**WRITTEN INSTRUCTION:**
In the records that follow, show each line where the word "Crypto" is present.

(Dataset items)
'''

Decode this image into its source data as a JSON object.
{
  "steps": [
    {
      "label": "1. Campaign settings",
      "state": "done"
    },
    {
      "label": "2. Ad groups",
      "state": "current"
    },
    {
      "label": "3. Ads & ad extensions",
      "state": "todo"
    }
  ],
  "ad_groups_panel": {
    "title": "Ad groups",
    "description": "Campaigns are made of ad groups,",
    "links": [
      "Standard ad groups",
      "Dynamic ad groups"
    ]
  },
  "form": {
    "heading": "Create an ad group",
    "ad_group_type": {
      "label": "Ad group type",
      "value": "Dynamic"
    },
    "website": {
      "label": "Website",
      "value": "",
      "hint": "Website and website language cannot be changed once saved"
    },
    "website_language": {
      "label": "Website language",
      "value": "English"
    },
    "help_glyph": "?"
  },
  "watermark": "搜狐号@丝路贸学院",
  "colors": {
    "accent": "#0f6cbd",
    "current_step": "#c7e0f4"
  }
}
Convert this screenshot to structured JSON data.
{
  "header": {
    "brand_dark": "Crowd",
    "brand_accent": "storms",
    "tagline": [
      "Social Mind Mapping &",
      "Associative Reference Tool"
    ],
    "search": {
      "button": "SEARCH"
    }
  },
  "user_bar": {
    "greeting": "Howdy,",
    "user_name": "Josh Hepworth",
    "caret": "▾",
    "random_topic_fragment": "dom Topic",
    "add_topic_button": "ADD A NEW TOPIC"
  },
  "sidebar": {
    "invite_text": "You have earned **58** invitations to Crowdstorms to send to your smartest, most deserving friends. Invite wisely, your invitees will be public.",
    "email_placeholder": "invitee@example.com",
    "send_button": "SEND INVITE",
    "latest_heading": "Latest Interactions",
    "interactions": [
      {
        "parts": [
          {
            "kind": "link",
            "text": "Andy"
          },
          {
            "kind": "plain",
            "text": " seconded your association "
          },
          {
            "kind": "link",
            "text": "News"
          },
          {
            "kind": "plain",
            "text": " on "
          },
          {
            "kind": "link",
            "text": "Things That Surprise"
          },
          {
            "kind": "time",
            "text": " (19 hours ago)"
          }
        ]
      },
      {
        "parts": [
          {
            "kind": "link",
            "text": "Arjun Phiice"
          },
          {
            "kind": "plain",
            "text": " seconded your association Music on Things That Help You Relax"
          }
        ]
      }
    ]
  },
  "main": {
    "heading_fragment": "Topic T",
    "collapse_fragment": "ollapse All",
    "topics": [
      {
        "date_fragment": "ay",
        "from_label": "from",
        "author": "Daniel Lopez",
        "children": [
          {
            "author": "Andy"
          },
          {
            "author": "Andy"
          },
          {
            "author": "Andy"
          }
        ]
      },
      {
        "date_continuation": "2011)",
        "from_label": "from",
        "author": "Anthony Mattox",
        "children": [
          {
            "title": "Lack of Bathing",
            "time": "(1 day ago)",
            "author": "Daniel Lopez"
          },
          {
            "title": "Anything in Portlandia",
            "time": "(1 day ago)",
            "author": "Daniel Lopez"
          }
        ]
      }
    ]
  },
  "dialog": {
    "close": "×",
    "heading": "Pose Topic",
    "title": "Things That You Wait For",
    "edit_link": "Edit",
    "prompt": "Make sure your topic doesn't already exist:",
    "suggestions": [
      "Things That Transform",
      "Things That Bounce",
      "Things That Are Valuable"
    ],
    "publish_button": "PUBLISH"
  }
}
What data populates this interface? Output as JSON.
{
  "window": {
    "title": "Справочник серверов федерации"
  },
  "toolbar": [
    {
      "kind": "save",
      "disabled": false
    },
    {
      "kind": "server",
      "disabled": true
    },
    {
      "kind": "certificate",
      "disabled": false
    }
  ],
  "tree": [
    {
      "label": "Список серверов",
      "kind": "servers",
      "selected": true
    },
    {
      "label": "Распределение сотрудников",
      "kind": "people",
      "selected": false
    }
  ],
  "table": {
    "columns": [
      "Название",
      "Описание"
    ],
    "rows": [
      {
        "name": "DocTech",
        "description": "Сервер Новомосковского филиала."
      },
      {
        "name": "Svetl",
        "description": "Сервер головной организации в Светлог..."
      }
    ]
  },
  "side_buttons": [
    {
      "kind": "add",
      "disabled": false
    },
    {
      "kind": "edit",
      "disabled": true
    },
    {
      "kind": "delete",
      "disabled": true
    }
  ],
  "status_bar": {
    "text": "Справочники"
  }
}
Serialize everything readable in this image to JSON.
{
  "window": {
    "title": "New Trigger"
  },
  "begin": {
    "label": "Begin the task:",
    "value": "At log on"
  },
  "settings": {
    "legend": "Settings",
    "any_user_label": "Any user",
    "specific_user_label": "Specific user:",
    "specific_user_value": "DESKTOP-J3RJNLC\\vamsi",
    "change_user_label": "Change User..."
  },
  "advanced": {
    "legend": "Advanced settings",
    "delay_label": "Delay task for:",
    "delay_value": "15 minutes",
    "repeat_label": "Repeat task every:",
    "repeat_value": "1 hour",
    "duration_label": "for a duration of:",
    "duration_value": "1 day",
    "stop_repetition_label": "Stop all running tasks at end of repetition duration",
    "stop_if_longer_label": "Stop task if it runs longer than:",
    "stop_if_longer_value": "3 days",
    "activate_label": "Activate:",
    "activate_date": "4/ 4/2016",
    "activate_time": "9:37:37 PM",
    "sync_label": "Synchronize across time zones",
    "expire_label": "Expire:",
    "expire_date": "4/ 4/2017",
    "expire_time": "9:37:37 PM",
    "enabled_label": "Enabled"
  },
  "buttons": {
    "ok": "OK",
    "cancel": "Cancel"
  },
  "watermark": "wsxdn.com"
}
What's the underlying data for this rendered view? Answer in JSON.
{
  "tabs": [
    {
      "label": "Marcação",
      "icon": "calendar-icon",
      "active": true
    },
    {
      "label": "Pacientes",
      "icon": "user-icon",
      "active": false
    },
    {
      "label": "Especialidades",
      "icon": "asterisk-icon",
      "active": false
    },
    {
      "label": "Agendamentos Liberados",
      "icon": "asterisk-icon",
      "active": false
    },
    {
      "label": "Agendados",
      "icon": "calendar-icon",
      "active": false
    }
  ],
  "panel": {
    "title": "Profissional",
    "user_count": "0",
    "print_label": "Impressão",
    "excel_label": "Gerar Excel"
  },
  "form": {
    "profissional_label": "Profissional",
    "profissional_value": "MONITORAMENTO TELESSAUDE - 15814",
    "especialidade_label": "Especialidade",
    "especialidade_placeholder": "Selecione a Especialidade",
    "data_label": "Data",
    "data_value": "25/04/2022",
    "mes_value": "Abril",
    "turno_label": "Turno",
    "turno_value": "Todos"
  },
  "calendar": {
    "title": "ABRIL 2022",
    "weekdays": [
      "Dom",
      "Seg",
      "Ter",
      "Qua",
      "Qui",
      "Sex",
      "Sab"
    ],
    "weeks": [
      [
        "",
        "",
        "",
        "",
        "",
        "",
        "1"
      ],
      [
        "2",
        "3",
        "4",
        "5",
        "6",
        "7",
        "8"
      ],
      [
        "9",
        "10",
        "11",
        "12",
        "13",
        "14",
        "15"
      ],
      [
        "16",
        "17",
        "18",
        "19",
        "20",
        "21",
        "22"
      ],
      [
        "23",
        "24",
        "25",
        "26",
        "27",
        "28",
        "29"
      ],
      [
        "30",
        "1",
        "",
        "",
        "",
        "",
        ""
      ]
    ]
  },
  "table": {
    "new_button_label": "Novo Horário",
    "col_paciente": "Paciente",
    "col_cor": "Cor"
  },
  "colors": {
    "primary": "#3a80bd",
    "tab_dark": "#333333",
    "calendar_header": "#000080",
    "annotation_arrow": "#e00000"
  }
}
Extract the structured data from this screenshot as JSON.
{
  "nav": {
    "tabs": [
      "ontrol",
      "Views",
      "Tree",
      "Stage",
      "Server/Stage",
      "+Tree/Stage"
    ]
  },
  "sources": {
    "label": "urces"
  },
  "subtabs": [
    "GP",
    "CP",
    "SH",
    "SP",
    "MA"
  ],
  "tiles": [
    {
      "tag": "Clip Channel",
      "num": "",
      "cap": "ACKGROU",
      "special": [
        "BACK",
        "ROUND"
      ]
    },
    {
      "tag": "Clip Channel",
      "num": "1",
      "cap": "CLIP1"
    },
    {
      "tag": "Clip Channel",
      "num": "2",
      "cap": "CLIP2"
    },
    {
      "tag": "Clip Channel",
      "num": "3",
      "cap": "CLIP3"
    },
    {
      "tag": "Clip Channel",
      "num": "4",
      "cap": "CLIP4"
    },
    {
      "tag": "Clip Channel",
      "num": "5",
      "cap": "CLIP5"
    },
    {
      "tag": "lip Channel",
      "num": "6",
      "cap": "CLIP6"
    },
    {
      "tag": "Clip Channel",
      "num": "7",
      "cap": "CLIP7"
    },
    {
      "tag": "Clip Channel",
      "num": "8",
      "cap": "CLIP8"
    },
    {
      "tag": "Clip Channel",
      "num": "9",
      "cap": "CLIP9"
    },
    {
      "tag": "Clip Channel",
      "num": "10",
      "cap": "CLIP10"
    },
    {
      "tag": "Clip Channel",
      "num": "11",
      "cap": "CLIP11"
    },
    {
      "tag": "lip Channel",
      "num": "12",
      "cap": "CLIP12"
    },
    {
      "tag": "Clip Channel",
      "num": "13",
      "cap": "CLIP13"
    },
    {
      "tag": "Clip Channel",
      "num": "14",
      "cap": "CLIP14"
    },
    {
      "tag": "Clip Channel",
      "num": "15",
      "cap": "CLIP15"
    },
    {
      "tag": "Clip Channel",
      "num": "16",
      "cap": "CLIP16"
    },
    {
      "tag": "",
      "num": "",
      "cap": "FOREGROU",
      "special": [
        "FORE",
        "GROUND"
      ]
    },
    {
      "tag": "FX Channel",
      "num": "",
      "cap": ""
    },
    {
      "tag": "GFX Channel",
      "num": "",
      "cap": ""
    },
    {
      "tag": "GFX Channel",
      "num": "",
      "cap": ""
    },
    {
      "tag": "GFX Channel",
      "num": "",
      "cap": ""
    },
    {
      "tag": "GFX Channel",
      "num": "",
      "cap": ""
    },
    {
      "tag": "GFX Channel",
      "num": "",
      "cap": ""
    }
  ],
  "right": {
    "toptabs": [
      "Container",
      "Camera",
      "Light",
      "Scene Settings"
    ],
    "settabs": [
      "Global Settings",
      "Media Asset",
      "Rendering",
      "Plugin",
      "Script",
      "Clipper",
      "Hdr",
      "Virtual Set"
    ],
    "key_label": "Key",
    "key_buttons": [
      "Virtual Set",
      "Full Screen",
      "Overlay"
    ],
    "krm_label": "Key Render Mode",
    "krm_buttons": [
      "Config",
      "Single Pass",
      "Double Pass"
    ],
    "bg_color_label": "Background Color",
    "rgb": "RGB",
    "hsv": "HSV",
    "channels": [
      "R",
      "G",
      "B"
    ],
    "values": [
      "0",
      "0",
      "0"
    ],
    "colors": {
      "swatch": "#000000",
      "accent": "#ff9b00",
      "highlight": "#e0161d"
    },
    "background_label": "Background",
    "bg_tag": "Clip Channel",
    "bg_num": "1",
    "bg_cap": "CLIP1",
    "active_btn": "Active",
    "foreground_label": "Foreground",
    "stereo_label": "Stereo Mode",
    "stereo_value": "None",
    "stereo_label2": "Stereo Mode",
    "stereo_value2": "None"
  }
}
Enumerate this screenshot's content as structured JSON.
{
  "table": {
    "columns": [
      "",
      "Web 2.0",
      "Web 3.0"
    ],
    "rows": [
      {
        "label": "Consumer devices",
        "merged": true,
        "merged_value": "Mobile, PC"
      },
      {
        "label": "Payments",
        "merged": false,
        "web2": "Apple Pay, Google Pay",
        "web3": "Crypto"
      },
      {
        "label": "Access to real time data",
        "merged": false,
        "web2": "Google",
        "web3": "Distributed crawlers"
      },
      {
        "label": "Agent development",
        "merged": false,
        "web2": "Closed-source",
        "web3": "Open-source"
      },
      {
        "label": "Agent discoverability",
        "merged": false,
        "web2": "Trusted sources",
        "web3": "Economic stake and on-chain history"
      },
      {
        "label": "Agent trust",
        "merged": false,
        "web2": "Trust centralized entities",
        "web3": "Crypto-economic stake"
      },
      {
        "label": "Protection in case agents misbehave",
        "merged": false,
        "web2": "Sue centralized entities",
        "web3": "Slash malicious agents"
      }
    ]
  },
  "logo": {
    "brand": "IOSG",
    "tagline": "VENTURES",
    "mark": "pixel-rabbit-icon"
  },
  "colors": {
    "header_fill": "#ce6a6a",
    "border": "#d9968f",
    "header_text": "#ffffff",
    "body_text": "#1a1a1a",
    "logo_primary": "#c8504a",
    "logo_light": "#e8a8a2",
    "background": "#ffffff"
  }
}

'''

**THE OUTPUT:**
        "web3": "Crypto"
        "web3": "Crypto-economic stake"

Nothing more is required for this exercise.